__INPUT__

::::::

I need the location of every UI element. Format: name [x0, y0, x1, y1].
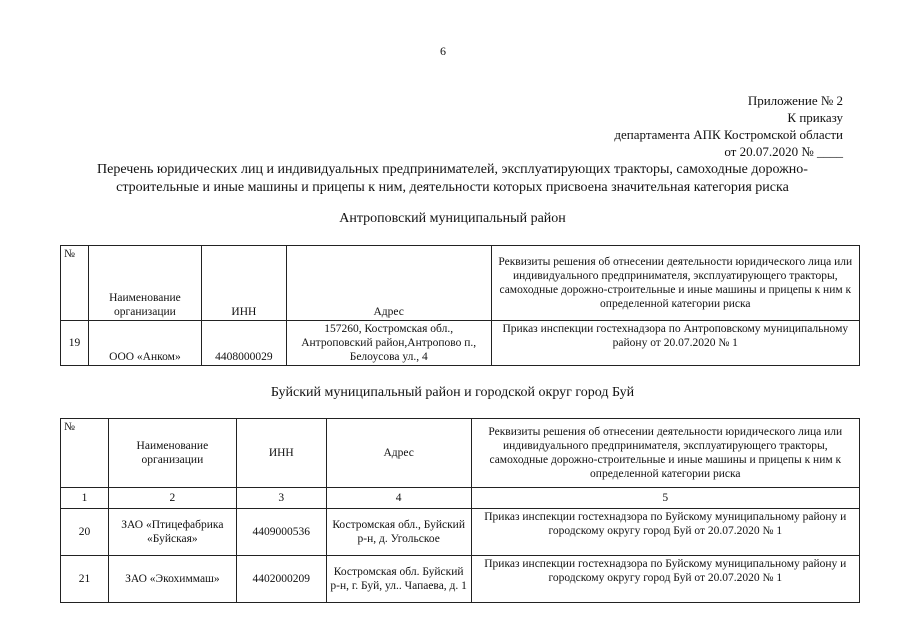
cell-address: Костромская обл., Буйский р-н, д. Угольское — [326, 509, 471, 556]
header-inn: ИНН — [201, 246, 286, 321]
header-address: Адрес — [286, 246, 491, 321]
header-name: Наименование организации — [108, 419, 236, 488]
appendix-line: от 20.07.2020 № ____ — [724, 144, 843, 159]
district-table — [60, 418, 860, 603]
document-title — [40, 161, 865, 197]
cell-inn: 4402000209 — [236, 556, 326, 603]
cell-address: Костромская обл. Буйский р-н, г. Буй, ул.. Чапаева, д. 1 — [326, 556, 471, 603]
table-header-row — [61, 419, 860, 488]
cell-name: ЗАО «Экохиммаш» — [108, 556, 236, 603]
column-number: 1 — [61, 488, 109, 509]
table-row — [61, 556, 860, 603]
appendix-block — [614, 92, 843, 160]
cell-decision: Приказ инспекции гостехнадзора по Буйскому муниципальному району и городскому округу город Буй от 20.07.2020 № 1 — [471, 509, 859, 556]
appendix-line: Приложение № 2 — [747, 93, 843, 108]
district-heading: Буйский муниципальный район и городской округ город Буй — [270, 385, 635, 400]
header-address: Адрес — [326, 419, 471, 488]
header-decision: Реквизиты решения об отнесении деятельности юридического лица или индивидуального предпринимателя, эксплуатирующего тракторы, самоходные дорожно-строительные и иные машины и прицепы к ним к определенной категории риска — [491, 246, 859, 321]
district-heading: Антроповский муниципальный район — [339, 211, 566, 226]
header-num: № — [61, 246, 89, 321]
appendix-line: К приказу — [787, 110, 843, 125]
district-table — [60, 245, 860, 366]
cell-inn: 4408000029 — [201, 321, 286, 366]
header-inn: ИНН — [236, 419, 326, 488]
title-line: строительные и иные машины и прицепы к ним, деятельности которых присвоена значительная категория риска — [116, 180, 789, 195]
column-number: 4 — [326, 488, 471, 509]
cell-address: 157260, Костромская обл., Антроповский район,Антропово п., Белоусова ул., 4 — [286, 321, 491, 366]
cell-num: 19 — [61, 321, 89, 366]
header-name: Наименование организации — [88, 246, 201, 321]
appendix-line: департамента АПК Костромской области — [614, 127, 843, 142]
cell-inn: 4409000536 — [236, 509, 326, 556]
cell-num: 20 — [61, 509, 109, 556]
column-number-row — [61, 488, 860, 509]
header-num: № — [61, 419, 109, 488]
title-line: Перечень юридических лиц и индивидуальных предпринимателей, эксплуатирующих тракторы, самоходные дорожно- — [97, 162, 808, 177]
cell-name: ООО «Анком» — [88, 321, 201, 366]
table-row — [61, 321, 860, 366]
cell-num: 21 — [61, 556, 109, 603]
cell-name: ЗАО «Птицефабрика «Буйская» — [108, 509, 236, 556]
cell-decision: Приказ инспекции гостехнадзора по Антроповскому муниципальному району от 20.07.2020 № 1 — [491, 321, 859, 366]
table-row — [61, 509, 860, 556]
column-number: 2 — [108, 488, 236, 509]
column-number: 5 — [471, 488, 859, 509]
column-number: 3 — [236, 488, 326, 509]
header-decision: Реквизиты решения об отнесении деятельности юридического лица или индивидуального предпринимателя, эксплуатирующего тракторы, самоходные дорожно-строительные и иные машины и прицепы к ним к определенной категории риска — [471, 419, 859, 488]
table-header-row — [61, 246, 860, 321]
cell-decision: Приказ инспекции гостехнадзора по Буйскому муниципальному району и городскому округу город Буй от 20.07.2020 № 1 — [471, 556, 859, 603]
page-number: 6 — [440, 44, 446, 58]
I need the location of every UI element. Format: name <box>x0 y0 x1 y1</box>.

::::::

__WHAT YOU WILL DO__
State how many lines of the records above contain the string "городскому", counting only exact-case matches. Reply with the number alone.

__FULL SOLUTION__
2